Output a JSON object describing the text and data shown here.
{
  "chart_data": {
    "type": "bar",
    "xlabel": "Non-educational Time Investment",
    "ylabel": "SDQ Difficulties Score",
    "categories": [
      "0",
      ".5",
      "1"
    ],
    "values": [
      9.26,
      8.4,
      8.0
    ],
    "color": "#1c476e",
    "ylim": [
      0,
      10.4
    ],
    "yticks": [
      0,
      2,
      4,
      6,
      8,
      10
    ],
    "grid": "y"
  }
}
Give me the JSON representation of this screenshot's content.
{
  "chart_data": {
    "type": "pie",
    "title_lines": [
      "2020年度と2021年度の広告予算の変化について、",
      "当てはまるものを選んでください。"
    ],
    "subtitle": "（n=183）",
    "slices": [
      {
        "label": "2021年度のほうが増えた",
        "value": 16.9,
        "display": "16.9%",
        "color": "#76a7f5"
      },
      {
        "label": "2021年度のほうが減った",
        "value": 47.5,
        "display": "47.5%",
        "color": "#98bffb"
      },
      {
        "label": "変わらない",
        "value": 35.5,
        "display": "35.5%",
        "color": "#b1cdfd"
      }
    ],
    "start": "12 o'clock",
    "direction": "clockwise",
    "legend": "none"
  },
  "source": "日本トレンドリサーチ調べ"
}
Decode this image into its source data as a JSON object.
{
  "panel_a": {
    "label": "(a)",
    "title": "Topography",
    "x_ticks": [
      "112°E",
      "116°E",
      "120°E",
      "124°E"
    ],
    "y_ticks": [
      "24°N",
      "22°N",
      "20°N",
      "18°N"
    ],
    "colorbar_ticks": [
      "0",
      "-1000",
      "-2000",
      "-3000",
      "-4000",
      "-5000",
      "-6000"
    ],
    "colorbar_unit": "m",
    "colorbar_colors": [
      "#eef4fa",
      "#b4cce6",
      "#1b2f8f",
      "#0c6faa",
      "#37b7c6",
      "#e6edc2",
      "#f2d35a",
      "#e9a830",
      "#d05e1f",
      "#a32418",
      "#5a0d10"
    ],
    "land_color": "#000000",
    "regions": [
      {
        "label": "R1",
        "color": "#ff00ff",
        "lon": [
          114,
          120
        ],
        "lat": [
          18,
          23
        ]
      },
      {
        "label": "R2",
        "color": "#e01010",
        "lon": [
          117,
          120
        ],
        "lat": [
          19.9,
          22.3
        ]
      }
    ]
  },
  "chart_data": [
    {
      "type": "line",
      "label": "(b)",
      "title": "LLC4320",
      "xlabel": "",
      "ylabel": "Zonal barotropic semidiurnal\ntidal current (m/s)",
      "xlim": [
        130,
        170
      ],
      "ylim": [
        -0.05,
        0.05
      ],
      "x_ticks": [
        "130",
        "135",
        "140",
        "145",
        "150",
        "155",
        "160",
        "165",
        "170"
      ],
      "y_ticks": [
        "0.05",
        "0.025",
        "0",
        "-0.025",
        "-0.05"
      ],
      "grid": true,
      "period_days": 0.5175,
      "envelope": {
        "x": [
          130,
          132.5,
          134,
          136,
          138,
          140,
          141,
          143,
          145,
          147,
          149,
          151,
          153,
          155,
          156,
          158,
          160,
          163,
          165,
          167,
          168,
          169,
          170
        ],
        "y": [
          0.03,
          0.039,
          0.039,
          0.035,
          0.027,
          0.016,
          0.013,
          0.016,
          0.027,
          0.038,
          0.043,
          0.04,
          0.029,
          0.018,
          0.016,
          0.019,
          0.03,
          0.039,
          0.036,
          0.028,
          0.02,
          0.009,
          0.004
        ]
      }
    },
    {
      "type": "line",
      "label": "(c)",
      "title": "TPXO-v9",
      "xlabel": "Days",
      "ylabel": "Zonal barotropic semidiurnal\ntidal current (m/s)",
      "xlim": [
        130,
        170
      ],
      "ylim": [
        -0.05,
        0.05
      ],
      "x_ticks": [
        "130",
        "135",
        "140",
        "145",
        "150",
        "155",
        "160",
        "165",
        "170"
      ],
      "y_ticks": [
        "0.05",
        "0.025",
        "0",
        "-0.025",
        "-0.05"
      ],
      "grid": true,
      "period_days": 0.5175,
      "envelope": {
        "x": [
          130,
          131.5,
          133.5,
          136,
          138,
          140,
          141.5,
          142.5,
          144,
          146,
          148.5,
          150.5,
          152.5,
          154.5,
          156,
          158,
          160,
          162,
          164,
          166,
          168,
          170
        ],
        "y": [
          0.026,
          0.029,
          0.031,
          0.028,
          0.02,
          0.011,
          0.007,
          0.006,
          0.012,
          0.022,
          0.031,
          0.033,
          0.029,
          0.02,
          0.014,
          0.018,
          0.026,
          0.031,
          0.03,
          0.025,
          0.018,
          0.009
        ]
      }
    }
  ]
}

» Work to be completed
From the entries above, copy out every line where the string "source" appears.

» Expected output
  "source": "日本トレンドリサーチ調べ"
Decode this image into its source data as a JSON object.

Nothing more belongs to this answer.